→ **INPUT**:
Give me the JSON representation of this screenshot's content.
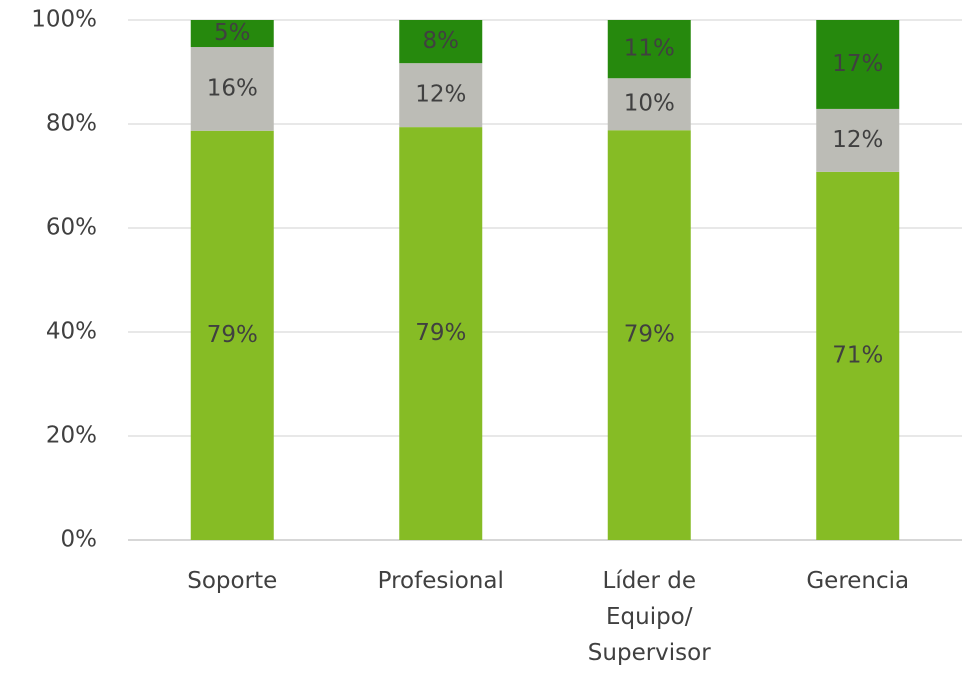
{
  "chart_data": {
    "type": "stacked_bar",
    "categories": [
      "Soporte",
      "Profesional",
      "Líder de Equipo/ Supervisor",
      "Gerencia"
    ],
    "series": [
      {
        "color": "#86bc25",
        "values": [
          78.7,
          79.4,
          78.8,
          70.8
        ],
        "value_labels": [
          "79%",
          "79%",
          "79%",
          "71%"
        ]
      },
      {
        "color": "#bcbcb6",
        "values": [
          16.1,
          12.3,
          10.0,
          12.1
        ],
        "value_labels": [
          "16%",
          "12%",
          "10%",
          "12%"
        ]
      },
      {
        "color": "#26890d",
        "values": [
          5.2,
          8.3,
          11.2,
          17.1
        ],
        "value_labels": [
          "5%",
          "8%",
          "11%",
          "17%"
        ]
      }
    ],
    "ylim": [
      0,
      100
    ],
    "yticks": [
      {
        "value": 0,
        "label": "0%"
      },
      {
        "value": 20,
        "label": "20%"
      },
      {
        "value": 40,
        "label": "40%"
      },
      {
        "value": 60,
        "label": "60%"
      },
      {
        "value": 80,
        "label": "80%"
      },
      {
        "value": 100,
        "label": "100%"
      }
    ],
    "grid": true
  }
}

→ **YOUR INSTRUCTIONS**: The pictures in the entries should be left out; output everything else exactly.

→ **REPLY TO THE TASK**:
Give me the JSON representation of this screenshot's content.
{
  "chart_data": {
    "type": "stacked_bar",
    "categories": [
      "Soporte",
      "Profesional",
      "Líder de Equipo/ Supervisor",
      "Gerencia"
    ],
    "series": [
      {
        "color": "#86bc25",
        "values": [
          78.7,
          79.4,
          78.8,
          70.8
        ],
        "value_labels": [
          "79%",
          "79%",
          "79%",
          "71%"
        ]
      },
      {
        "color": "#bcbcb6",
        "values": [
          16.1,
          12.3,
          10.0,
          12.1
        ],
        "value_labels": [
          "16%",
          "12%",
          "10%",
          "12%"
        ]
      },
      {
        "color": "#26890d",
        "values": [
          5.2,
          8.3,
          11.2,
          17.1
        ],
        "value_labels": [
          "5%",
          "8%",
          "11%",
          "17%"
        ]
      }
    ],
    "ylim": [
      0,
      100
    ],
    "yticks": [
      {
        "value": 0,
        "label": "0%"
      },
      {
        "value": 20,
        "label": "20%"
      },
      {
        "value": 40,
        "label": "40%"
      },
      {
        "value": 60,
        "label": "60%"
      },
      {
        "value": 80,
        "label": "80%"
      },
      {
        "value": 100,
        "label": "100%"
      }
    ],
    "grid": true
  }
}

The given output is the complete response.